### Set exercise
Reproduce the material word for word; the images stay out.

### Entries
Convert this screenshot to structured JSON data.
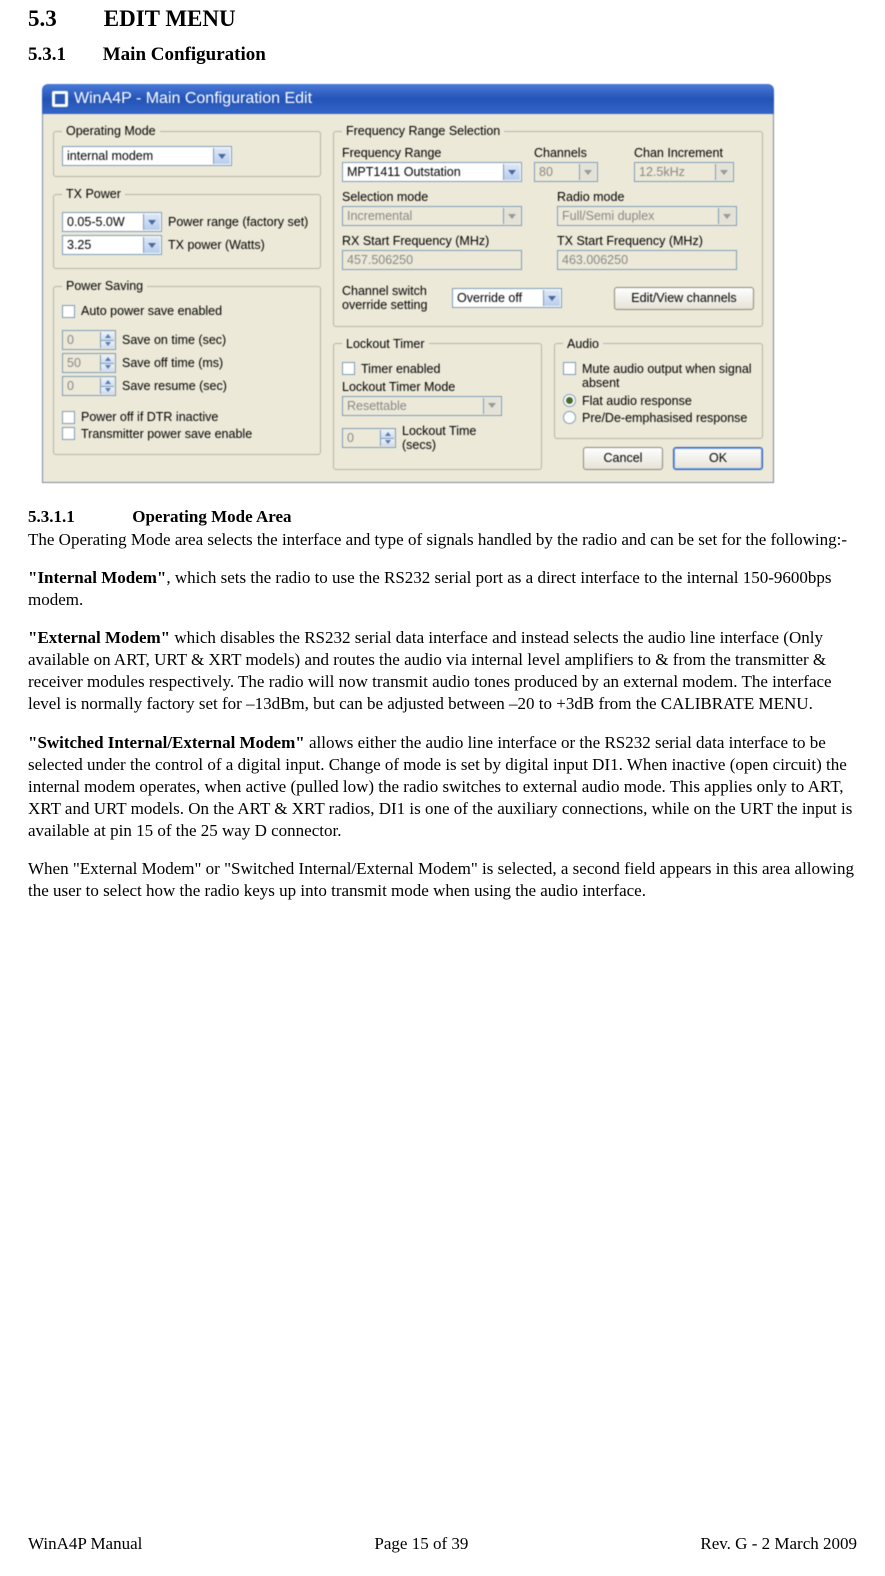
{
  "headings": {
    "sec_num": "5.3",
    "sec_title": "EDIT MENU",
    "sub_num": "5.3.1",
    "sub_title": "Main Configuration",
    "subsub_num": "5.3.1.1",
    "subsub_title": "Operating Mode Area"
  },
  "dialog": {
    "title": "WinA4P - Main Configuration Edit",
    "operating_mode": {
      "legend": "Operating Mode",
      "value": "internal modem"
    },
    "tx_power": {
      "legend": "TX Power",
      "range_value": "0.05-5.0W",
      "range_label": "Power range (factory set)",
      "watts_value": "3.25",
      "watts_label": "TX power (Watts)"
    },
    "power_saving": {
      "legend": "Power Saving",
      "auto_label": "Auto power save enabled",
      "save_on_value": "0",
      "save_on_label": "Save on time (sec)",
      "save_off_value": "50",
      "save_off_label": "Save off time (ms)",
      "save_resume_value": "0",
      "save_resume_label": "Save resume (sec)",
      "dtr_label": "Power off if DTR inactive",
      "txsave_label": "Transmitter power save enable"
    },
    "freq": {
      "legend": "Frequency Range Selection",
      "range_label": "Frequency Range",
      "range_value": "MPT1411 Outstation",
      "channels_label": "Channels",
      "channels_value": "80",
      "incr_label": "Chan Increment",
      "incr_value": "12.5kHz",
      "sel_mode_label": "Selection mode",
      "sel_mode_value": "Incremental",
      "radio_mode_label": "Radio mode",
      "radio_mode_value": "Full/Semi duplex",
      "rx_label": "RX Start Frequency (MHz)",
      "rx_value": "457.506250",
      "tx_label": "TX Start Frequency (MHz)",
      "tx_value": "463.006250",
      "switch_label": "Channel switch override setting",
      "switch_value": "Override off",
      "editview_btn": "Edit/View channels"
    },
    "lockout": {
      "legend": "Lockout Timer",
      "enabled_label": "Timer enabled",
      "mode_label": "Lockout Timer Mode",
      "mode_value": "Resettable",
      "time_value": "0",
      "time_label": "Lockout Time (secs)"
    },
    "audio": {
      "legend": "Audio",
      "mute_label": "Mute audio output when signal absent",
      "flat_label": "Flat audio response",
      "pre_label": "Pre/De-emphasised response"
    },
    "buttons": {
      "cancel": "Cancel",
      "ok": "OK"
    }
  },
  "body": {
    "p1": "The Operating Mode area selects the interface and type of signals handled by the radio and can be set for the following:-",
    "p2a": "\"Internal Modem\"",
    "p2b": ", which sets the radio to use the RS232 serial port as a direct interface to the internal 150-9600bps modem.",
    "p3a": "\"External Modem\"",
    "p3b": " which disables the RS232 serial data interface and instead selects the audio line interface (Only available on ART, URT & XRT models) and routes the audio via internal level amplifiers to & from the transmitter & receiver modules respectively.  The radio will now transmit audio tones produced by an external modem.  The interface level is normally factory set for –13dBm, but can be adjusted between –20 to +3dB from the CALIBRATE MENU.",
    "p4a": "\"Switched Internal/External Modem\"",
    "p4b": "  allows either the audio line interface or the RS232 serial data interface to be selected under the control of a digital input.  Change of mode is set by digital input DI1. When inactive (open circuit) the internal modem operates, when active (pulled low) the radio switches to external audio mode. This applies only to ART, XRT and URT models. On the ART & XRT radios, DI1 is one of the auxiliary connections, while on the URT the input is available at pin 15 of the 25 way D connector.",
    "p5": "When \"External Modem\" or \"Switched Internal/External Modem\" is selected, a second field appears in this area allowing the user to select how the radio keys up into transmit mode when using the audio interface."
  },
  "footer": {
    "left": "WinA4P Manual",
    "center": "Page 15 of 39",
    "right": "Rev. G -  2 March 2009"
  }
}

### Response to the exercise
Convert this screenshot to structured JSON data.
{
  "headings": {
    "sec_num": "5.3",
    "sec_title": "EDIT MENU",
    "sub_num": "5.3.1",
    "sub_title": "Main Configuration",
    "subsub_num": "5.3.1.1",
    "subsub_title": "Operating Mode Area"
  },
  "dialog": {
    "title": "WinA4P - Main Configuration Edit",
    "operating_mode": {
      "legend": "Operating Mode",
      "value": "internal modem"
    },
    "tx_power": {
      "legend": "TX Power",
      "range_value": "0.05-5.0W",
      "range_label": "Power range (factory set)",
      "watts_value": "3.25",
      "watts_label": "TX power (Watts)"
    },
    "power_saving": {
      "legend": "Power Saving",
      "auto_label": "Auto power save enabled",
      "save_on_value": "0",
      "save_on_label": "Save on time (sec)",
      "save_off_value": "50",
      "save_off_label": "Save off time (ms)",
      "save_resume_value": "0",
      "save_resume_label": "Save resume (sec)",
      "dtr_label": "Power off if DTR inactive",
      "txsave_label": "Transmitter power save enable"
    },
    "freq": {
      "legend": "Frequency Range Selection",
      "range_label": "Frequency Range",
      "range_value": "MPT1411 Outstation",
      "channels_label": "Channels",
      "channels_value": "80",
      "incr_label": "Chan Increment",
      "incr_value": "12.5kHz",
      "sel_mode_label": "Selection mode",
      "sel_mode_value": "Incremental",
      "radio_mode_label": "Radio mode",
      "radio_mode_value": "Full/Semi duplex",
      "rx_label": "RX Start Frequency (MHz)",
      "rx_value": "457.506250",
      "tx_label": "TX Start Frequency (MHz)",
      "tx_value": "463.006250",
      "switch_label": "Channel switch override setting",
      "switch_value": "Override off",
      "editview_btn": "Edit/View channels"
    },
    "lockout": {
      "legend": "Lockout Timer",
      "enabled_label": "Timer enabled",
      "mode_label": "Lockout Timer Mode",
      "mode_value": "Resettable",
      "time_value": "0",
      "time_label": "Lockout Time (secs)"
    },
    "audio": {
      "legend": "Audio",
      "mute_label": "Mute audio output when signal absent",
      "flat_label": "Flat audio response",
      "pre_label": "Pre/De-emphasised response"
    },
    "buttons": {
      "cancel": "Cancel",
      "ok": "OK"
    }
  },
  "body": {
    "p1": "The Operating Mode area selects the interface and type of signals handled by the radio and can be set for the following:-",
    "p2a": "\"Internal Modem\"",
    "p2b": ", which sets the radio to use the RS232 serial port as a direct interface to the internal 150-9600bps modem.",
    "p3a": "\"External Modem\"",
    "p3b": " which disables the RS232 serial data interface and instead selects the audio line interface (Only available on ART, URT & XRT models) and routes the audio via internal level amplifiers to & from the transmitter & receiver modules respectively.  The radio will now transmit audio tones produced by an external modem.  The interface level is normally factory set for –13dBm, but can be adjusted between –20 to +3dB from the CALIBRATE MENU.",
    "p4a": "\"Switched Internal/External Modem\"",
    "p4b": "  allows either the audio line interface or the RS232 serial data interface to be selected under the control of a digital input.  Change of mode is set by digital input DI1. When inactive (open circuit) the internal modem operates, when active (pulled low) the radio switches to external audio mode. This applies only to ART, XRT and URT models. On the ART & XRT radios, DI1 is one of the auxiliary connections, while on the URT the input is available at pin 15 of the 25 way D connector.",
    "p5": "When \"External Modem\" or \"Switched Internal/External Modem\" is selected, a second field appears in this area allowing the user to select how the radio keys up into transmit mode when using the audio interface."
  },
  "footer": {
    "left": "WinA4P Manual",
    "center": "Page 15 of 39",
    "right": "Rev. G -  2 March 2009"
  }
}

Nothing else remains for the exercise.